● **TASK BRIEF**
Write out the records word for word, with no pictures.

Dataset items
----
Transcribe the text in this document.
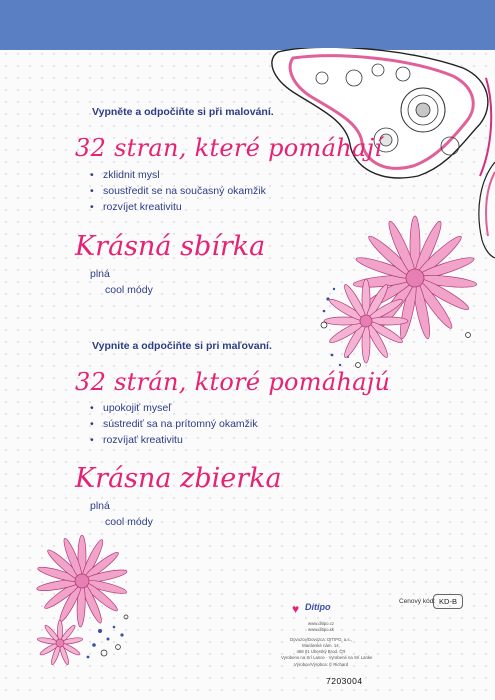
Vypněte a odpočiňte si při malování.
32 stran, které pomáhají
• zklidnit mysl
• soustředit se na současný okamžik
• rozvíjet kreativitu
Krásná sbírka
plná
cool módy
Vypnite a odpočiňte si pri maľovaní.
32 strán, ktoré pomáhajú
• upokojiť myseľ
• sústrediť sa na prítomný okamžik
• rozvíjať kreativitu
Krásna zbierka
plná
cool módy
♥ Ditipo
www.ditipo.cz
www.ditipo.sk
Dovozce/Dovozca: DITIPO, a.s.,
Mariánské nám. 14,
468 01 Uherský Brod, ČR
Vyrobeno na Srí Lance · Vyrobené na Srí Lanke
Výrobce/Výrobca: © Richard
Cenový kód: KD-B
7203004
----
● **EXERCISE RESULT**
Transcribe the text in this document.
Vypněte a odpočiňte si při malování.
32 stran, které pomáhají
• zklidnit mysl
• soustředit se na současný okamžik
• rozvíjet kreativitu
Krásná sbírka
plná
cool módy
Vypnite a odpočiňte si pri maľovaní.
32 strán, ktoré pomáhajú
• upokojiť myseľ
• sústrediť sa na prítomný okamžik
• rozvíjať kreativitu
Krásna zbierka
plná
cool módy
♥ Ditipo
www.ditipo.cz
www.ditipo.sk
Dovozce/Dovozca: DITIPO, a.s.,
Mariánské nám. 14,
468 01 Uherský Brod, ČR
Vyrobeno na Srí Lance · Vyrobené na Srí Lanke
Výrobce/Výrobca: © Richard
Cenový kód: KD-B
7203004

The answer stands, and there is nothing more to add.